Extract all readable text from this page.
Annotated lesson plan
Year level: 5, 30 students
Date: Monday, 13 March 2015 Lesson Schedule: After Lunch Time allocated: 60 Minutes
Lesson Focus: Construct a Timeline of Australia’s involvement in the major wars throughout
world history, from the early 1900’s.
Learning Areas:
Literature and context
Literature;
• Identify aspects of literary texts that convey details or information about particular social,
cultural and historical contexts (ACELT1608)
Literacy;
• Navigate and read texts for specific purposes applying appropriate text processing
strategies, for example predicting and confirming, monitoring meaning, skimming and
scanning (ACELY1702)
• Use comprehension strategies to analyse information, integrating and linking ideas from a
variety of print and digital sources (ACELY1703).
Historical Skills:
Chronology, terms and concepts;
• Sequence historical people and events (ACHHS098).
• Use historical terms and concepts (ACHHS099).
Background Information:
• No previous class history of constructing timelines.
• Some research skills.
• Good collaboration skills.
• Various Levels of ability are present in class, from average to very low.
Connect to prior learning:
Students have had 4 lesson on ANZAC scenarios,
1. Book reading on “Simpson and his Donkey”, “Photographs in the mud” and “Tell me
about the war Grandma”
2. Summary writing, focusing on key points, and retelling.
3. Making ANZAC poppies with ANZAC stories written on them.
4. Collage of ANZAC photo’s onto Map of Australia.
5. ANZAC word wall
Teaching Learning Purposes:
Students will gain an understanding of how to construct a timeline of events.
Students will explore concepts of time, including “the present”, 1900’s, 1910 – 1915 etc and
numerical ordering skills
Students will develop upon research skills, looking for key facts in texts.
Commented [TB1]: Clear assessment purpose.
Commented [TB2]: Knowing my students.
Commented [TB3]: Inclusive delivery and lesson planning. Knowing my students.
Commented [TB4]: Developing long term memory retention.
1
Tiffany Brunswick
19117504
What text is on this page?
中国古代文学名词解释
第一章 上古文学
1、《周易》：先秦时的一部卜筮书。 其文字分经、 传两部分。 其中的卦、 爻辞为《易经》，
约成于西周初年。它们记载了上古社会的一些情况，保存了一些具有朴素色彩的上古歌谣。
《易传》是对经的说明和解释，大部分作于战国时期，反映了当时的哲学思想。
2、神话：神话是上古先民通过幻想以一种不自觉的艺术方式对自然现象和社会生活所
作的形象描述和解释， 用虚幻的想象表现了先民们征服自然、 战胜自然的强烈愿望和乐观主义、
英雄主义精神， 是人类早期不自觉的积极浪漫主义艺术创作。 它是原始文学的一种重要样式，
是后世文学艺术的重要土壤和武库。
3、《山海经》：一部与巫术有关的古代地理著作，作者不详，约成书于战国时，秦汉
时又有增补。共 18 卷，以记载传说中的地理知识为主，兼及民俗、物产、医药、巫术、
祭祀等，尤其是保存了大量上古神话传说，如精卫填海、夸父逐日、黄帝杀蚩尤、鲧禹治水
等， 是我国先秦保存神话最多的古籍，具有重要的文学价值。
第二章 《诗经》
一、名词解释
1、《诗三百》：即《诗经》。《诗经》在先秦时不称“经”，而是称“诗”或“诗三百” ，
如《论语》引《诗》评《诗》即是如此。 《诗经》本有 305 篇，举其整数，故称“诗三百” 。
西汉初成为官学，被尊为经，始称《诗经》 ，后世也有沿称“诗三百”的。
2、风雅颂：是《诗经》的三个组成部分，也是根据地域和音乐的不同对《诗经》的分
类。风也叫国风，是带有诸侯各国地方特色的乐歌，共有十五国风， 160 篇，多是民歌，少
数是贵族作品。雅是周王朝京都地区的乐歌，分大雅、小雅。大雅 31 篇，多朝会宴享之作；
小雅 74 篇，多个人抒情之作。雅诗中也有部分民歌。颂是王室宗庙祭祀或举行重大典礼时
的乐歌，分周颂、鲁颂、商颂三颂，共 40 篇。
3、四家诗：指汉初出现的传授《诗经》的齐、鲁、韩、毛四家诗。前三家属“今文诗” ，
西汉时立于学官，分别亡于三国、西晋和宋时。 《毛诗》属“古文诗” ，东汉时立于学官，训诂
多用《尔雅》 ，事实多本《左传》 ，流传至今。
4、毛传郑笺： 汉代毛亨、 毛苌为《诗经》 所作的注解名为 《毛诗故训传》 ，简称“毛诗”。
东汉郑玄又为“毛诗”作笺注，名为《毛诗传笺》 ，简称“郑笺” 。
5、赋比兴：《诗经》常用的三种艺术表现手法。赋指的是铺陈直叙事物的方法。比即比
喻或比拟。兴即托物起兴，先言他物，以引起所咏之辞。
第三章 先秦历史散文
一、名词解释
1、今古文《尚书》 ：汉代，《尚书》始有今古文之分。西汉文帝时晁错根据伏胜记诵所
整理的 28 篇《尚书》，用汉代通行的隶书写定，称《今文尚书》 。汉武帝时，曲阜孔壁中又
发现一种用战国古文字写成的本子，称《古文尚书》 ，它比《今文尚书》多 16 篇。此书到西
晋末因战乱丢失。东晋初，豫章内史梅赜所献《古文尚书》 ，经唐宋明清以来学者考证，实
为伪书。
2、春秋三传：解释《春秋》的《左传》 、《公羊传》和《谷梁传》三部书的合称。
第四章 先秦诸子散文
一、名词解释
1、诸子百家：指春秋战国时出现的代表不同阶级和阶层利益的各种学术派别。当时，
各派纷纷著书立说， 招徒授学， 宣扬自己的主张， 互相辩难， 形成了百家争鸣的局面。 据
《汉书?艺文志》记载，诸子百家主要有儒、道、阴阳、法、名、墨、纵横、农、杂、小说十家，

☆ ☆ ☆ ☆ ☆

* **Exercise task**: Print all of the data exactly as it was given.

* **Solved exercise**:
Extract all readable text from this page.
Annotated lesson plan
Year level: 5, 30 students
Date: Monday, 13 March 2015 Lesson Schedule: After Lunch Time allocated: 60 Minutes
Lesson Focus: Construct a Timeline of Australia’s involvement in the major wars throughout
world history, from the early 1900’s.
Learning Areas:
Literature and context
Literature;
• Identify aspects of literary texts that convey details or information about particular social,
cultural and historical contexts (ACELT1608)
Literacy;
• Navigate and read texts for specific purposes applying appropriate text processing
strategies, for example predicting and confirming, monitoring meaning, skimming and
scanning (ACELY1702)
• Use comprehension strategies to analyse information, integrating and linking ideas from a
variety of print and digital sources (ACELY1703).
Historical Skills:
Chronology, terms and concepts;
• Sequence historical people and events (ACHHS098).
• Use historical terms and concepts (ACHHS099).
Background Information:
• No previous class history of constructing timelines.
• Some research skills.
• Good collaboration skills.
• Various Levels of ability are present in class, from average to very low.
Connect to prior learning:
Students have had 4 lesson on ANZAC scenarios,
1. Book reading on “Simpson and his Donkey”, “Photographs in the mud” and “Tell me
about the war Grandma”
2. Summary writing, focusing on key points, and retelling.
3. Making ANZAC poppies with ANZAC stories written on them.
4. Collage of ANZAC photo’s onto Map of Australia.
5. ANZAC word wall
Teaching Learning Purposes:
Students will gain an understanding of how to construct a timeline of events.
Students will explore concepts of time, including “the present”, 1900’s, 1910 – 1915 etc and
numerical ordering skills
Students will develop upon research skills, looking for key facts in texts.
Commented [TB1]: Clear assessment purpose.
Commented [TB2]: Knowing my students.
Commented [TB3]: Inclusive delivery and lesson planning. Knowing my students.
Commented [TB4]: Developing long term memory retention.
1
Tiffany Brunswick
19117504
What text is on this page?
中国古代文学名词解释
第一章 上古文学
1、《周易》：先秦时的一部卜筮书。 其文字分经、 传两部分。 其中的卦、 爻辞为《易经》，
约成于西周初年。它们记载了上古社会的一些情况，保存了一些具有朴素色彩的上古歌谣。
《易传》是对经的说明和解释，大部分作于战国时期，反映了当时的哲学思想。
2、神话：神话是上古先民通过幻想以一种不自觉的艺术方式对自然现象和社会生活所
作的形象描述和解释， 用虚幻的想象表现了先民们征服自然、 战胜自然的强烈愿望和乐观主义、
英雄主义精神， 是人类早期不自觉的积极浪漫主义艺术创作。 它是原始文学的一种重要样式，
是后世文学艺术的重要土壤和武库。
3、《山海经》：一部与巫术有关的古代地理著作，作者不详，约成书于战国时，秦汉
时又有增补。共 18 卷，以记载传说中的地理知识为主，兼及民俗、物产、医药、巫术、
祭祀等，尤其是保存了大量上古神话传说，如精卫填海、夸父逐日、黄帝杀蚩尤、鲧禹治水
等， 是我国先秦保存神话最多的古籍，具有重要的文学价值。
第二章 《诗经》
一、名词解释
1、《诗三百》：即《诗经》。《诗经》在先秦时不称“经”，而是称“诗”或“诗三百” ，
如《论语》引《诗》评《诗》即是如此。 《诗经》本有 305 篇，举其整数，故称“诗三百” 。
西汉初成为官学，被尊为经，始称《诗经》 ，后世也有沿称“诗三百”的。
2、风雅颂：是《诗经》的三个组成部分，也是根据地域和音乐的不同对《诗经》的分
类。风也叫国风，是带有诸侯各国地方特色的乐歌，共有十五国风， 160 篇，多是民歌，少
数是贵族作品。雅是周王朝京都地区的乐歌，分大雅、小雅。大雅 31 篇，多朝会宴享之作；
小雅 74 篇，多个人抒情之作。雅诗中也有部分民歌。颂是王室宗庙祭祀或举行重大典礼时
的乐歌，分周颂、鲁颂、商颂三颂，共 40 篇。
3、四家诗：指汉初出现的传授《诗经》的齐、鲁、韩、毛四家诗。前三家属“今文诗” ，
西汉时立于学官，分别亡于三国、西晋和宋时。 《毛诗》属“古文诗” ，东汉时立于学官，训诂
多用《尔雅》 ，事实多本《左传》 ，流传至今。
4、毛传郑笺： 汉代毛亨、 毛苌为《诗经》 所作的注解名为 《毛诗故训传》 ，简称“毛诗”。
东汉郑玄又为“毛诗”作笺注，名为《毛诗传笺》 ，简称“郑笺” 。
5、赋比兴：《诗经》常用的三种艺术表现手法。赋指的是铺陈直叙事物的方法。比即比
喻或比拟。兴即托物起兴，先言他物，以引起所咏之辞。
第三章 先秦历史散文
一、名词解释
1、今古文《尚书》 ：汉代，《尚书》始有今古文之分。西汉文帝时晁错根据伏胜记诵所
整理的 28 篇《尚书》，用汉代通行的隶书写定，称《今文尚书》 。汉武帝时，曲阜孔壁中又
发现一种用战国古文字写成的本子，称《古文尚书》 ，它比《今文尚书》多 16 篇。此书到西
晋末因战乱丢失。东晋初，豫章内史梅赜所献《古文尚书》 ，经唐宋明清以来学者考证，实
为伪书。
2、春秋三传：解释《春秋》的《左传》 、《公羊传》和《谷梁传》三部书的合称。
第四章 先秦诸子散文
一、名词解释
1、诸子百家：指春秋战国时出现的代表不同阶级和阶层利益的各种学术派别。当时，
各派纷纷著书立说， 招徒授学， 宣扬自己的主张， 互相辩难， 形成了百家争鸣的局面。 据
《汉书?艺文志》记载，诸子百家主要有儒、道、阴阳、法、名、墨、纵横、农、杂、小说十家，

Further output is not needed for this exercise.